Excerpted data:
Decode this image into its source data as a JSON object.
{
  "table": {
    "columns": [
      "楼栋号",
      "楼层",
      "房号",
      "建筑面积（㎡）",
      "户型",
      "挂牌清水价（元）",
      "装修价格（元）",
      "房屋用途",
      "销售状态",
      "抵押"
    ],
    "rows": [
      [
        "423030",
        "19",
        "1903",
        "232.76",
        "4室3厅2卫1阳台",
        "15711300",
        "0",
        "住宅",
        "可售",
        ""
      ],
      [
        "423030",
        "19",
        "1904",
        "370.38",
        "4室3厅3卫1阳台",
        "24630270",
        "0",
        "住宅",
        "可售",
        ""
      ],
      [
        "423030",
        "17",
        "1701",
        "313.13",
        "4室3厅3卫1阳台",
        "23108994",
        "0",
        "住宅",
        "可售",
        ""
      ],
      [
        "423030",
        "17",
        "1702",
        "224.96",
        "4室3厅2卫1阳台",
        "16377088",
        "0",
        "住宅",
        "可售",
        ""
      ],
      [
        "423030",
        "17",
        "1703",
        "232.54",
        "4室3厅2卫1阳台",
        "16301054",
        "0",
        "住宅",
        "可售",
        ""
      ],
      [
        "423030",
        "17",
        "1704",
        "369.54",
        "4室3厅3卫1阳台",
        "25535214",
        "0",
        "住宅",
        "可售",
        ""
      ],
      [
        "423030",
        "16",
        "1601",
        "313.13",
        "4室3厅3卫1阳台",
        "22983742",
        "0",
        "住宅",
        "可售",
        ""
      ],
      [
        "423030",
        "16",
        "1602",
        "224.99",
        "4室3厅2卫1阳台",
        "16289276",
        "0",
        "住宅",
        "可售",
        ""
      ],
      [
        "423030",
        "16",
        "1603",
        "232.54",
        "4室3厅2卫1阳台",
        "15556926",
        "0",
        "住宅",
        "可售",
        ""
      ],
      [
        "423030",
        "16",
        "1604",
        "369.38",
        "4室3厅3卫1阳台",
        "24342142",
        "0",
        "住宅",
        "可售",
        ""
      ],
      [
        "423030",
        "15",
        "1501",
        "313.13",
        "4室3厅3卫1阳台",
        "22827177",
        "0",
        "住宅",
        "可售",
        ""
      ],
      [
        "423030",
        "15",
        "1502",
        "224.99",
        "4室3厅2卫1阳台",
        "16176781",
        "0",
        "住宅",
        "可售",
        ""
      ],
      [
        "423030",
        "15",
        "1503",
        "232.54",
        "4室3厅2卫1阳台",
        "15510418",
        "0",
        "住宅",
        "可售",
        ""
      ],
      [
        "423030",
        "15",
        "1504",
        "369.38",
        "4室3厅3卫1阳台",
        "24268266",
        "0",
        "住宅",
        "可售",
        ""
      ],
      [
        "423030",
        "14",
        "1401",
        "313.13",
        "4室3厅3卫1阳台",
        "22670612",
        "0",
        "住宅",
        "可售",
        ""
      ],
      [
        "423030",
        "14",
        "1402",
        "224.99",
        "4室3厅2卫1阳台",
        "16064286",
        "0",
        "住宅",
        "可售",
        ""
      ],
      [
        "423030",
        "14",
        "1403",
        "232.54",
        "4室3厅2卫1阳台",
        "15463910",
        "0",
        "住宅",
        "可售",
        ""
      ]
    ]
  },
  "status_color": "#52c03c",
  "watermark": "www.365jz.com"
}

Objective:
Go back to the listing above and please repeat it exactly.

Written answer:
Decode this image into its source data as a JSON object.
{
  "table": {
    "columns": [
      "楼栋号",
      "楼层",
      "房号",
      "建筑面积（㎡）",
      "户型",
      "挂牌清水价（元）",
      "装修价格（元）",
      "房屋用途",
      "销售状态",
      "抵押"
    ],
    "rows": [
      [
        "423030",
        "19",
        "1903",
        "232.76",
        "4室3厅2卫1阳台",
        "15711300",
        "0",
        "住宅",
        "可售",
        ""
      ],
      [
        "423030",
        "19",
        "1904",
        "370.38",
        "4室3厅3卫1阳台",
        "24630270",
        "0",
        "住宅",
        "可售",
        ""
      ],
      [
        "423030",
        "17",
        "1701",
        "313.13",
        "4室3厅3卫1阳台",
        "23108994",
        "0",
        "住宅",
        "可售",
        ""
      ],
      [
        "423030",
        "17",
        "1702",
        "224.96",
        "4室3厅2卫1阳台",
        "16377088",
        "0",
        "住宅",
        "可售",
        ""
      ],
      [
        "423030",
        "17",
        "1703",
        "232.54",
        "4室3厅2卫1阳台",
        "16301054",
        "0",
        "住宅",
        "可售",
        ""
      ],
      [
        "423030",
        "17",
        "1704",
        "369.54",
        "4室3厅3卫1阳台",
        "25535214",
        "0",
        "住宅",
        "可售",
        ""
      ],
      [
        "423030",
        "16",
        "1601",
        "313.13",
        "4室3厅3卫1阳台",
        "22983742",
        "0",
        "住宅",
        "可售",
        ""
      ],
      [
        "423030",
        "16",
        "1602",
        "224.99",
        "4室3厅2卫1阳台",
        "16289276",
        "0",
        "住宅",
        "可售",
        ""
      ],
      [
        "423030",
        "16",
        "1603",
        "232.54",
        "4室3厅2卫1阳台",
        "15556926",
        "0",
        "住宅",
        "可售",
        ""
      ],
      [
        "423030",
        "16",
        "1604",
        "369.38",
        "4室3厅3卫1阳台",
        "24342142",
        "0",
        "住宅",
        "可售",
        ""
      ],
      [
        "423030",
        "15",
        "1501",
        "313.13",
        "4室3厅3卫1阳台",
        "22827177",
        "0",
        "住宅",
        "可售",
        ""
      ],
      [
        "423030",
        "15",
        "1502",
        "224.99",
        "4室3厅2卫1阳台",
        "16176781",
        "0",
        "住宅",
        "可售",
        ""
      ],
      [
        "423030",
        "15",
        "1503",
        "232.54",
        "4室3厅2卫1阳台",
        "15510418",
        "0",
        "住宅",
        "可售",
        ""
      ],
      [
        "423030",
        "15",
        "1504",
        "369.38",
        "4室3厅3卫1阳台",
        "24268266",
        "0",
        "住宅",
        "可售",
        ""
      ],
      [
        "423030",
        "14",
        "1401",
        "313.13",
        "4室3厅3卫1阳台",
        "22670612",
        "0",
        "住宅",
        "可售",
        ""
      ],
      [
        "423030",
        "14",
        "1402",
        "224.99",
        "4室3厅2卫1阳台",
        "16064286",
        "0",
        "住宅",
        "可售",
        ""
      ],
      [
        "423030",
        "14",
        "1403",
        "232.54",
        "4室3厅2卫1阳台",
        "15463910",
        "0",
        "住宅",
        "可售",
        ""
      ]
    ]
  },
  "status_color": "#52c03c",
  "watermark": "www.365jz.com"
}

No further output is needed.